• _PROBLEM REQUIREMENTS_
Transcribe every record that appears below, exactly and in full.
┌──
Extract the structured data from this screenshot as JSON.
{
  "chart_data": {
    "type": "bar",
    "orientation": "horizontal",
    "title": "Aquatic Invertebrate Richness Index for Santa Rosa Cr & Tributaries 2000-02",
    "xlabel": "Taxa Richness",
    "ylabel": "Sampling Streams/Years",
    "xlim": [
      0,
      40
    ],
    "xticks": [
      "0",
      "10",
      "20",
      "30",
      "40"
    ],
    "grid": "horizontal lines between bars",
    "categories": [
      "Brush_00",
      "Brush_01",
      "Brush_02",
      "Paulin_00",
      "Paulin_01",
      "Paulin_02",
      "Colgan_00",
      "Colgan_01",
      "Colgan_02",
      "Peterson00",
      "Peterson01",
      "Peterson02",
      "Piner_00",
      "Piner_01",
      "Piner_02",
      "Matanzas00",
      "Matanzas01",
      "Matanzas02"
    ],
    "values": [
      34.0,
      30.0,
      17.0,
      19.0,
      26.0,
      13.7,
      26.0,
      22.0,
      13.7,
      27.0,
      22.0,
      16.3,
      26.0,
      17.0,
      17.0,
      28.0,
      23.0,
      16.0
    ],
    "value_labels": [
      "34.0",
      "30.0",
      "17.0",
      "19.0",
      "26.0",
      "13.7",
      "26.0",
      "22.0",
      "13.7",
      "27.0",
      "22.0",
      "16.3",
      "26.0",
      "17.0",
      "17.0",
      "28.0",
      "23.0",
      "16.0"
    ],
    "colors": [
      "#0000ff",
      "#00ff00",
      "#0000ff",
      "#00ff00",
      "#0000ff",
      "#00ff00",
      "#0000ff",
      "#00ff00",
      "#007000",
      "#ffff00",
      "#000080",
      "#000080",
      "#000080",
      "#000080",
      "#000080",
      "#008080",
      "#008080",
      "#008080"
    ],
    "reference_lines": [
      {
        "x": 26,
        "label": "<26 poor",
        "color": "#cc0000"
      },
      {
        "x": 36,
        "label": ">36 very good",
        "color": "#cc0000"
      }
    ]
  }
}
└──
• _ANSWER FOR THIS EXERCISE_
Extract the structured data from this screenshot as JSON.
{
  "chart_data": {
    "type": "bar",
    "orientation": "horizontal",
    "title": "Aquatic Invertebrate Richness Index for Santa Rosa Cr & Tributaries 2000-02",
    "xlabel": "Taxa Richness",
    "ylabel": "Sampling Streams/Years",
    "xlim": [
      0,
      40
    ],
    "xticks": [
      "0",
      "10",
      "20",
      "30",
      "40"
    ],
    "grid": "horizontal lines between bars",
    "categories": [
      "Brush_00",
      "Brush_01",
      "Brush_02",
      "Paulin_00",
      "Paulin_01",
      "Paulin_02",
      "Colgan_00",
      "Colgan_01",
      "Colgan_02",
      "Peterson00",
      "Peterson01",
      "Peterson02",
      "Piner_00",
      "Piner_01",
      "Piner_02",
      "Matanzas00",
      "Matanzas01",
      "Matanzas02"
    ],
    "values": [
      34.0,
      30.0,
      17.0,
      19.0,
      26.0,
      13.7,
      26.0,
      22.0,
      13.7,
      27.0,
      22.0,
      16.3,
      26.0,
      17.0,
      17.0,
      28.0,
      23.0,
      16.0
    ],
    "value_labels": [
      "34.0",
      "30.0",
      "17.0",
      "19.0",
      "26.0",
      "13.7",
      "26.0",
      "22.0",
      "13.7",
      "27.0",
      "22.0",
      "16.3",
      "26.0",
      "17.0",
      "17.0",
      "28.0",
      "23.0",
      "16.0"
    ],
    "colors": [
      "#0000ff",
      "#00ff00",
      "#0000ff",
      "#00ff00",
      "#0000ff",
      "#00ff00",
      "#0000ff",
      "#00ff00",
      "#007000",
      "#ffff00",
      "#000080",
      "#000080",
      "#000080",
      "#000080",
      "#000080",
      "#008080",
      "#008080",
      "#008080"
    ],
    "reference_lines": [
      {
        "x": 26,
        "label": "<26 poor",
        "color": "#cc0000"
      },
      {
        "x": 36,
        "label": ">36 very good",
        "color": "#cc0000"
      }
    ]
  }
}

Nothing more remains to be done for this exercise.